YOUR OBJECTIVE - Report every line in the listing below where the string "医疗人才" shows up.

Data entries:

========================

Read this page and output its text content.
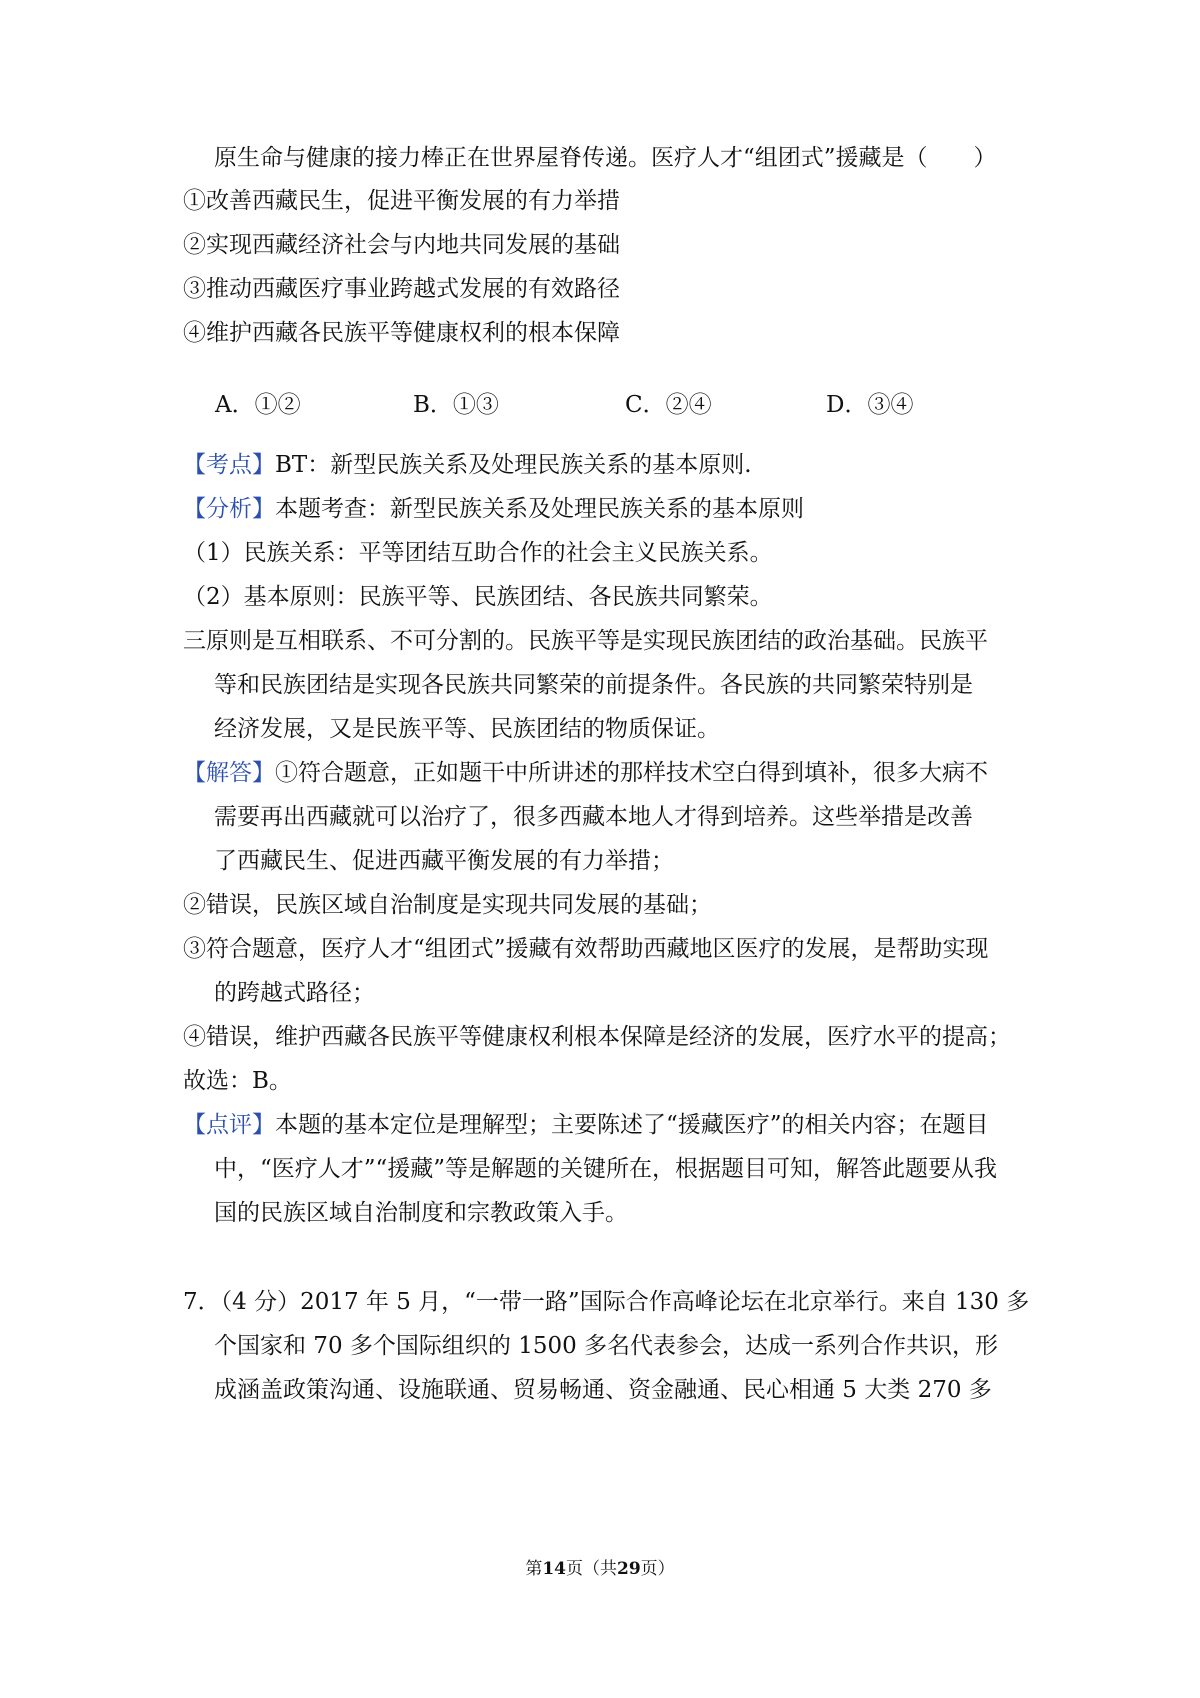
原生命与健康的接力棒正在世界屋脊传递。医疗人才“组团式”援藏是（　　）
①改善西藏民生，促进平衡发展的有力举措
②实现西藏经济社会与内地共同发展的基础
③推动西藏医疗事业跨越式发展的有效路径
④维护西藏各民族平等健康权利的根本保障
A．①②	B．①③	C．②④	D．③④
【考点】BT：新型民族关系及处理民族关系的基本原则.
【分析】本题考查：新型民族关系及处理民族关系的基本原则
（1）民族关系：平等团结互助合作的社会主义民族关系。
（2）基本原则：民族平等、民族团结、各民族共同繁荣。
三原则是互相联系、不可分割的。民族平等是实现民族团结的政治基础。民族平
等和民族团结是实现各民族共同繁荣的前提条件。各民族的共同繁荣特别是
经济发展，又是民族平等、民族团结的物质保证。
【解答】①符合题意，正如题干中所讲述的那样技术空白得到填补，很多大病不
需要再出西藏就可以治疗了，很多西藏本地人才得到培养。这些举措是改善
了西藏民生、促进西藏平衡发展的有力举措；
②错误，民族区域自治制度是实现共同发展的基础；
③符合题意，医疗人才“组团式”援藏有效帮助西藏地区医疗的发展，是帮助实现
的跨越式路径；
④错误，维护西藏各民族平等健康权利根本保障是经济的发展，医疗水平的提高；
故选：B。
【点评】本题的基本定位是理解型；主要陈述了“援藏医疗”的相关内容；在题目
中，“医疗人才”“援藏”等是解题的关键所在，根据题目可知，解答此题要从我
国的民族区域自治制度和宗教政策入手。
7．（4 分）2017 年 5 月，“一带一路”国际合作高峰论坛在北京举行。来自 130 多
个国家和 70 多个国际组织的 1500 多名代表参会，达成一系列合作共识，形
成涵盖政策沟通、设施联通、贸易畅通、资金融通、民心相通 5 大类 270 多
第14页（共29页）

========================

CORRECT OUTPUT -
原生命与健康的接力棒正在世界屋脊传递。医疗人才“组团式”援藏是（　　）
③符合题意，医疗人才“组团式”援藏有效帮助西藏地区医疗的发展，是帮助实现
中，“医疗人才”“援藏”等是解题的关键所在，根据题目可知，解答此题要从我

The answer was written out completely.